Weights can be found when partial derivatives of $J_{d_{WHLq}}$, with respect to the weights, are equal to 0. For fixed cluster k and dimension j, deriving $J_{d_{WHLq}}$ according to the first weight component ($w_{k,1}$), we get

$$\begin{aligned}&\displaystyle \frac{\partial J_{d_{WHLq}}(\varLambda _1, \ldots , \varLambda _K)}{\partial w_{k,1}} = \sum _{\gamma _n \in C_k} t \, (w_{k,1})^{t-1} \, \max _{j=1}^p \left\{ |\underline{\gamma }_n^j-\underline{g}_k^j| \right\} - \varLambda _k = 0 \end{aligned}$$

(45)

$$\begin{aligned}&\displaystyle t \, (w_{k,1})^{t-1} \sum _{\gamma _n \in C_k} \max _{j=1}^p \left\{ |\underline{\gamma }_n^j-\underline{g}_k^j| \right\} - \varLambda _k = 0. \end{aligned}$$

(46)

Defining

$$\begin{aligned} \xi _{k,1} = \sum _{\gamma _n \in C_k} \max _{j=1}^p \left\{ |\underline{\gamma }_n^j-\underline{g}_k^j| \right\} , \end{aligned}$$

(47)

Provided material:
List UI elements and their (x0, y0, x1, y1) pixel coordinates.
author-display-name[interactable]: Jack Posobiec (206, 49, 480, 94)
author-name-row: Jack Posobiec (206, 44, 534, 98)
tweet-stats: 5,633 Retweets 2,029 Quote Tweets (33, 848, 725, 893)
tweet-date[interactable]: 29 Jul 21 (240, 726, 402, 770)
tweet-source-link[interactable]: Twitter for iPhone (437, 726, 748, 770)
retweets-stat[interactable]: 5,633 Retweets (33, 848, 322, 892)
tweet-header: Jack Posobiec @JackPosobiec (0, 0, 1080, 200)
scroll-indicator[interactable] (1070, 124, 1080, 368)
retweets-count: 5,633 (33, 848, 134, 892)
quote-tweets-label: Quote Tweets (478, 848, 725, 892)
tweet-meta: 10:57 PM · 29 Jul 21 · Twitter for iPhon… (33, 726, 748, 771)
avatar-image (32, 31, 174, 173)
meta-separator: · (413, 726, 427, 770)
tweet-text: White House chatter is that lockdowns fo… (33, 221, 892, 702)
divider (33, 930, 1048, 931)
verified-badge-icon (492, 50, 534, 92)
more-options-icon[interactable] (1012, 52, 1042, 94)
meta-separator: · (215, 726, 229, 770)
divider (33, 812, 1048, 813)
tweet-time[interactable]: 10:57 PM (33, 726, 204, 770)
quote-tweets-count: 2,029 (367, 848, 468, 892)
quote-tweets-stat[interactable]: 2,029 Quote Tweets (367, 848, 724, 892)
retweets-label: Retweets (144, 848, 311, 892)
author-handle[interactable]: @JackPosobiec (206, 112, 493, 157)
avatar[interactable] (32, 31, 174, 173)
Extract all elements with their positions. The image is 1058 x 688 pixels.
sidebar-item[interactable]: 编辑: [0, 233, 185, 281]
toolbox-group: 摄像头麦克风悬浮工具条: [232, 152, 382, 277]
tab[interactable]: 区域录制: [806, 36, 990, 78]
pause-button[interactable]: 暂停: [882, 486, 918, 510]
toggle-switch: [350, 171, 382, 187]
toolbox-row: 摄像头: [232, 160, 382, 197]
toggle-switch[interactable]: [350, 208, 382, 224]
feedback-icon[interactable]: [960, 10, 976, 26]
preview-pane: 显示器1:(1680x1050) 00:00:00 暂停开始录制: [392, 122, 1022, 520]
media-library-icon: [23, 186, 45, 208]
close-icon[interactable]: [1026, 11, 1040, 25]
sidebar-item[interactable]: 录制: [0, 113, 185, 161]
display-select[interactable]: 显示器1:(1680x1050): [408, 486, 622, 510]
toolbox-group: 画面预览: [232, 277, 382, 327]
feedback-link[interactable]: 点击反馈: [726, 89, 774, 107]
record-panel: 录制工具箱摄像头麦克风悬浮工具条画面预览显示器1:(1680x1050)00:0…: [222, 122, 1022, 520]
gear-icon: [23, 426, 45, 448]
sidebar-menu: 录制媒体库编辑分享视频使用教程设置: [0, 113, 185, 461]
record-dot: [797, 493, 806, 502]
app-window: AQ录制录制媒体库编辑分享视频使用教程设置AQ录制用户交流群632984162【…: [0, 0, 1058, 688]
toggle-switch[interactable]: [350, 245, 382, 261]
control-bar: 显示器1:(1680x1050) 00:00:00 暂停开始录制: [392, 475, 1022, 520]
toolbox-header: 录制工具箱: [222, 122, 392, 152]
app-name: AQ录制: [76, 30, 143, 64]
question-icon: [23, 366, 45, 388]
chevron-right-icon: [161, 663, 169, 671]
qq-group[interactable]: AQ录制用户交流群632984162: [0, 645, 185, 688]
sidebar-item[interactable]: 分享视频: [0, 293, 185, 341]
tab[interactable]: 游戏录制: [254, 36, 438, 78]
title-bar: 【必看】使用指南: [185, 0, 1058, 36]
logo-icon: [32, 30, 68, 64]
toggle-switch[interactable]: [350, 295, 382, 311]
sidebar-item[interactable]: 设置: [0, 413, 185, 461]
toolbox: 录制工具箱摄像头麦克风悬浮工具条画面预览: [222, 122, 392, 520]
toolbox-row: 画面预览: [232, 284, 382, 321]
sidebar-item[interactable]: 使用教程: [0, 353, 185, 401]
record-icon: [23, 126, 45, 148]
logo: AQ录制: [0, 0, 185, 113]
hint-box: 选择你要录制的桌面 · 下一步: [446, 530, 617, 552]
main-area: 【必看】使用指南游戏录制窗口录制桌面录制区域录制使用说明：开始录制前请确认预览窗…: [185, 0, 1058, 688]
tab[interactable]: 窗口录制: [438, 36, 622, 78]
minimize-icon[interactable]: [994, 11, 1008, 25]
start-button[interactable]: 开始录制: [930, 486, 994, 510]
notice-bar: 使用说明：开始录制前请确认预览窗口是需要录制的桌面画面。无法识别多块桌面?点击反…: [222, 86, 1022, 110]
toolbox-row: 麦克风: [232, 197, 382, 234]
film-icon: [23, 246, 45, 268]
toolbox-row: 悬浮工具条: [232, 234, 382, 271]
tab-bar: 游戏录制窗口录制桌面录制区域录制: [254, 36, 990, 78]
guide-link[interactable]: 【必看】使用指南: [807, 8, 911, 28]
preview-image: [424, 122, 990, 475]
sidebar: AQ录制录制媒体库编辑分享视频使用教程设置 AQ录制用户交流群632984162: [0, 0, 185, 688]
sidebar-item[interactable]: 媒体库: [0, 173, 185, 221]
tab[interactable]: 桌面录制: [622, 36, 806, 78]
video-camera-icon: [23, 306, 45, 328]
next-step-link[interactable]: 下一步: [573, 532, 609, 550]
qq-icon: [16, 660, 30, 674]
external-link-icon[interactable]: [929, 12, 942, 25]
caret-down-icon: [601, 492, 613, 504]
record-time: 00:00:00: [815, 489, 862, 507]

Challenge 1:
Decide whether each statement agrees with the weight derivation. Answer yes or no, and quote the deciding words of the text.
(a) The weights are obtained by setting the partial derivatives with respect to the weights equal to 0.
(b) The differentiation is performed with respect to the second weight component.
(c) The cluster k and the dimension j are held fixed.
Challenge 2:
Answer these questions from the weight derivation, giving one answer per line:
(a) What number is given to the definition of $\xi_{k,1}$?
(b) What is subtracted on the left-hand side of equations (45) and (46)?
(c) What exponent does $w_{k,1}$ carry in equation (46)?
Challenge 3: Pick up the weight derivation after equation (47) and carry it forward.

Exercise result 1:
(a) Yes: "with respect to the weights, are equal to 0"
(b) No: "according to the first weight component"
(c) Yes: "For fixed cluster k and dimension j"

Exercise result 2:
(a) (47)
(b) $\varLambda_k$
(c) $t-1$

Exercise result 3:
we get

$$\begin{aligned} t \, (w_{k,1})^{t-1} \xi _{k,1} - \varLambda _k = 0 \Longrightarrow w_{k,1} = \left( \frac{\varLambda _k}{t \, \xi _{k,1}^j } \right) ^{\frac{1}{t-1}}. \end{aligned}$$

(48)

Now, deriving $J_{d_{WHLq}}$ according to the second weight component ($w_{k,2}$), we get

$$\begin{aligned}&\displaystyle \frac{\partial J_{d_{WHLq}}(\varLambda _1, \ldots , \varLambda _K)}{\partial w_{k,2}} = \sum _{\gamma _n \in C_k} t \, (w_{k,2})^{t-1} \max _{j=1}^p \left\{ |\breve{\gamma }_n^j-\breve{g}_k^j| \right\} - \varLambda _k = 0 \end{aligned}$$

(49)

$$\begin{aligned}&\displaystyle t \, (w_{k,2})^{t-1} \sum _{\gamma _n \in C_k} \max _{j=1}^p \left\{ |\breve{\gamma }_n^j-\breve{g}_k^j| \right\} - \varLambda _k = 0. \end{aligned}$$

(50)

Defining

$$\begin{aligned} \xi _{k,2} = \sum _{\gamma _n \in C_k}\max _{j=1}^p \left\{ |\breve{\gamma }_n^j-\breve{g}_k^j| \right\} , \end{aligned}$$

(51)

it becomes

$$\begin{aligned} t \, (w_{k,2})^{t-1} \xi _{k,2} - \varLambda _k = 0 \Longrightarrow w_{k,2} = \left( \frac{\varLambda _k}{t \, \xi _{k,2}} \right) ^{\frac{1}{t-1}}. \end{aligned}$$

(52)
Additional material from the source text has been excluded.